Copy each line exactly.

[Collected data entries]

———

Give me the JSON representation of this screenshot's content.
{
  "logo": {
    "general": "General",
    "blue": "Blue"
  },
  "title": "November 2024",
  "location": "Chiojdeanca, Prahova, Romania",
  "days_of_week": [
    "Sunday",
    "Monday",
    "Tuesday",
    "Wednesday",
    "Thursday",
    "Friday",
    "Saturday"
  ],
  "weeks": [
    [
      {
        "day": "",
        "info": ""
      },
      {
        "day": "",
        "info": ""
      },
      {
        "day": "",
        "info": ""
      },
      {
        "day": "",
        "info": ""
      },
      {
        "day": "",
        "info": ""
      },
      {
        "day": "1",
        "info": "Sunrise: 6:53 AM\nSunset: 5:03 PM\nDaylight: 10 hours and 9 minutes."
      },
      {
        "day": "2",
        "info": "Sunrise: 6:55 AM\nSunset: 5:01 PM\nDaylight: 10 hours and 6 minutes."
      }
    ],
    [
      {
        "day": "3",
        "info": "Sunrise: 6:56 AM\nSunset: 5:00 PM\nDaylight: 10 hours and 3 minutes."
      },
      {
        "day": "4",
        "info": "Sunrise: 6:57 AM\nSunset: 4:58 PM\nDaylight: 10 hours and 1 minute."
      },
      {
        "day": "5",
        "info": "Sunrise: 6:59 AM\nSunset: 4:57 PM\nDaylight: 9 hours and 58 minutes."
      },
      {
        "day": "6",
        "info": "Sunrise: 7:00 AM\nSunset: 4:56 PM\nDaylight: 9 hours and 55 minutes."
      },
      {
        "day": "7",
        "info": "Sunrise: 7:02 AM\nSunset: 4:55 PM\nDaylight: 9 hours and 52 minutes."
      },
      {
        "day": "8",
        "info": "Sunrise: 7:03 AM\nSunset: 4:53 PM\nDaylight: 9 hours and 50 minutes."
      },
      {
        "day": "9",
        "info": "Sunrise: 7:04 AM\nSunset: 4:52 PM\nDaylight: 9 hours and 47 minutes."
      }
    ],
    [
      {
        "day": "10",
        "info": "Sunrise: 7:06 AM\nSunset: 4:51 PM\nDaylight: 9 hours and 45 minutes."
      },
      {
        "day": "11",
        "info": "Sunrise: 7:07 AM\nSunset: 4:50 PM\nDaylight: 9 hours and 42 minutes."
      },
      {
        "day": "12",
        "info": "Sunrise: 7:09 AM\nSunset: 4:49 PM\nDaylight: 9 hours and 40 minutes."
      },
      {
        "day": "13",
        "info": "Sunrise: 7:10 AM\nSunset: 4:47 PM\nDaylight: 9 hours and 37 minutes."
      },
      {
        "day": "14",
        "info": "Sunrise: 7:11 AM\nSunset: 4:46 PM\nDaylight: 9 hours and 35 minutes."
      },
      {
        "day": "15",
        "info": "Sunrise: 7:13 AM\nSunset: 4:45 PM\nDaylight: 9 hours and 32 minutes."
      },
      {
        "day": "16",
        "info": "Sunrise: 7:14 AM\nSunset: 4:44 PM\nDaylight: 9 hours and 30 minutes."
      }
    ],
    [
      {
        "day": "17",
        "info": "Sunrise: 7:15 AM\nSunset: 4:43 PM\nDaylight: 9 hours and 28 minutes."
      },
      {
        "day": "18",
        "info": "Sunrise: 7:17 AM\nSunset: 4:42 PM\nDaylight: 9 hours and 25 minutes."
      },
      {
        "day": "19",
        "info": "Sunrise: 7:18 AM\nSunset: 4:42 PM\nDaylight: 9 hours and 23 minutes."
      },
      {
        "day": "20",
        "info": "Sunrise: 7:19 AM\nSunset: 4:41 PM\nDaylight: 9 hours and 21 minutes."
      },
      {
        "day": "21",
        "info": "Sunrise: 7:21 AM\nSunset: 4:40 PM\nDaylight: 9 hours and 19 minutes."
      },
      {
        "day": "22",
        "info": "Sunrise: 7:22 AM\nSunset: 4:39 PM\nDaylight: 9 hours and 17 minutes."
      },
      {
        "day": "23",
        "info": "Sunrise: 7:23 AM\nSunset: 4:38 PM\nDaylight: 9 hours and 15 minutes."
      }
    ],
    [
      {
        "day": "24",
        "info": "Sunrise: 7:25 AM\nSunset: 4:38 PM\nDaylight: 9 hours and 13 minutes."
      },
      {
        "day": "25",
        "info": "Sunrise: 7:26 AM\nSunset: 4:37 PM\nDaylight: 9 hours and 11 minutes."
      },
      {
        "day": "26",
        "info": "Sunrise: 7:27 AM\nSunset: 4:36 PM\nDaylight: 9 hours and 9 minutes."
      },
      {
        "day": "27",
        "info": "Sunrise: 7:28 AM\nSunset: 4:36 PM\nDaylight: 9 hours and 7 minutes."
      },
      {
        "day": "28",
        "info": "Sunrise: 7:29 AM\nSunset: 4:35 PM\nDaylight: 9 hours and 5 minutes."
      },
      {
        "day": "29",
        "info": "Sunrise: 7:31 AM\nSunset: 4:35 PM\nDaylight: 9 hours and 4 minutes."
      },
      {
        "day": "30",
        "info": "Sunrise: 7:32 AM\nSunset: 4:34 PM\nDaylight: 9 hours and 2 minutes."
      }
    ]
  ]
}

———

Task result:
Give me the JSON representation of this screenshot's content.
{
  "logo": {
    "general": "General",
    "blue": "Blue"
  },
  "title": "November 2024",
  "location": "Chiojdeanca, Prahova, Romania",
  "days_of_week": [
    "Sunday",
    "Monday",
    "Tuesday",
    "Wednesday",
    "Thursday",
    "Friday",
    "Saturday"
  ],
  "weeks": [
    [
      {
        "day": "",
        "info": ""
      },
      {
        "day": "",
        "info": ""
      },
      {
        "day": "",
        "info": ""
      },
      {
        "day": "",
        "info": ""
      },
      {
        "day": "",
        "info": ""
      },
      {
        "day": "1",
        "info": "Sunrise: 6:53 AM\nSunset: 5:03 PM\nDaylight: 10 hours and 9 minutes."
      },
      {
        "day": "2",
        "info": "Sunrise: 6:55 AM\nSunset: 5:01 PM\nDaylight: 10 hours and 6 minutes."
      }
    ],
    [
      {
        "day": "3",
        "info": "Sunrise: 6:56 AM\nSunset: 5:00 PM\nDaylight: 10 hours and 3 minutes."
      },
      {
        "day": "4",
        "info": "Sunrise: 6:57 AM\nSunset: 4:58 PM\nDaylight: 10 hours and 1 minute."
      },
      {
        "day": "5",
        "info": "Sunrise: 6:59 AM\nSunset: 4:57 PM\nDaylight: 9 hours and 58 minutes."
      },
      {
        "day": "6",
        "info": "Sunrise: 7:00 AM\nSunset: 4:56 PM\nDaylight: 9 hours and 55 minutes."
      },
      {
        "day": "7",
        "info": "Sunrise: 7:02 AM\nSunset: 4:55 PM\nDaylight: 9 hours and 52 minutes."
      },
      {
        "day": "8",
        "info": "Sunrise: 7:03 AM\nSunset: 4:53 PM\nDaylight: 9 hours and 50 minutes."
      },
      {
        "day": "9",
        "info": "Sunrise: 7:04 AM\nSunset: 4:52 PM\nDaylight: 9 hours and 47 minutes."
      }
    ],
    [
      {
        "day": "10",
        "info": "Sunrise: 7:06 AM\nSunset: 4:51 PM\nDaylight: 9 hours and 45 minutes."
      },
      {
        "day": "11",
        "info": "Sunrise: 7:07 AM\nSunset: 4:50 PM\nDaylight: 9 hours and 42 minutes."
      },
      {
        "day": "12",
        "info": "Sunrise: 7:09 AM\nSunset: 4:49 PM\nDaylight: 9 hours and 40 minutes."
      },
      {
        "day": "13",
        "info": "Sunrise: 7:10 AM\nSunset: 4:47 PM\nDaylight: 9 hours and 37 minutes."
      },
      {
        "day": "14",
        "info": "Sunrise: 7:11 AM\nSunset: 4:46 PM\nDaylight: 9 hours and 35 minutes."
      },
      {
        "day": "15",
        "info": "Sunrise: 7:13 AM\nSunset: 4:45 PM\nDaylight: 9 hours and 32 minutes."
      },
      {
        "day": "16",
        "info": "Sunrise: 7:14 AM\nSunset: 4:44 PM\nDaylight: 9 hours and 30 minutes."
      }
    ],
    [
      {
        "day": "17",
        "info": "Sunrise: 7:15 AM\nSunset: 4:43 PM\nDaylight: 9 hours and 28 minutes."
      },
      {
        "day": "18",
        "info": "Sunrise: 7:17 AM\nSunset: 4:42 PM\nDaylight: 9 hours and 25 minutes."
      },
      {
        "day": "19",
        "info": "Sunrise: 7:18 AM\nSunset: 4:42 PM\nDaylight: 9 hours and 23 minutes."
      },
      {
        "day": "20",
        "info": "Sunrise: 7:19 AM\nSunset: 4:41 PM\nDaylight: 9 hours and 21 minutes."
      },
      {
        "day": "21",
        "info": "Sunrise: 7:21 AM\nSunset: 4:40 PM\nDaylight: 9 hours and 19 minutes."
      },
      {
        "day": "22",
        "info": "Sunrise: 7:22 AM\nSunset: 4:39 PM\nDaylight: 9 hours and 17 minutes."
      },
      {
        "day": "23",
        "info": "Sunrise: 7:23 AM\nSunset: 4:38 PM\nDaylight: 9 hours and 15 minutes."
      }
    ],
    [
      {
        "day": "24",
        "info": "Sunrise: 7:25 AM\nSunset: 4:38 PM\nDaylight: 9 hours and 13 minutes."
      },
      {
        "day": "25",
        "info": "Sunrise: 7:26 AM\nSunset: 4:37 PM\nDaylight: 9 hours and 11 minutes."
      },
      {
        "day": "26",
        "info": "Sunrise: 7:27 AM\nSunset: 4:36 PM\nDaylight: 9 hours and 9 minutes."
      },
      {
        "day": "27",
        "info": "Sunrise: 7:28 AM\nSunset: 4:36 PM\nDaylight: 9 hours and 7 minutes."
      },
      {
        "day": "28",
        "info": "Sunrise: 7:29 AM\nSunset: 4:35 PM\nDaylight: 9 hours and 5 minutes."
      },
      {
        "day": "29",
        "info": "Sunrise: 7:31 AM\nSunset: 4:35 PM\nDaylight: 9 hours and 4 minutes."
      },
      {
        "day": "30",
        "info": "Sunrise: 7:32 AM\nSunset: 4:34 PM\nDaylight: 9 hours and 2 minutes."
      }
    ]
  ]
}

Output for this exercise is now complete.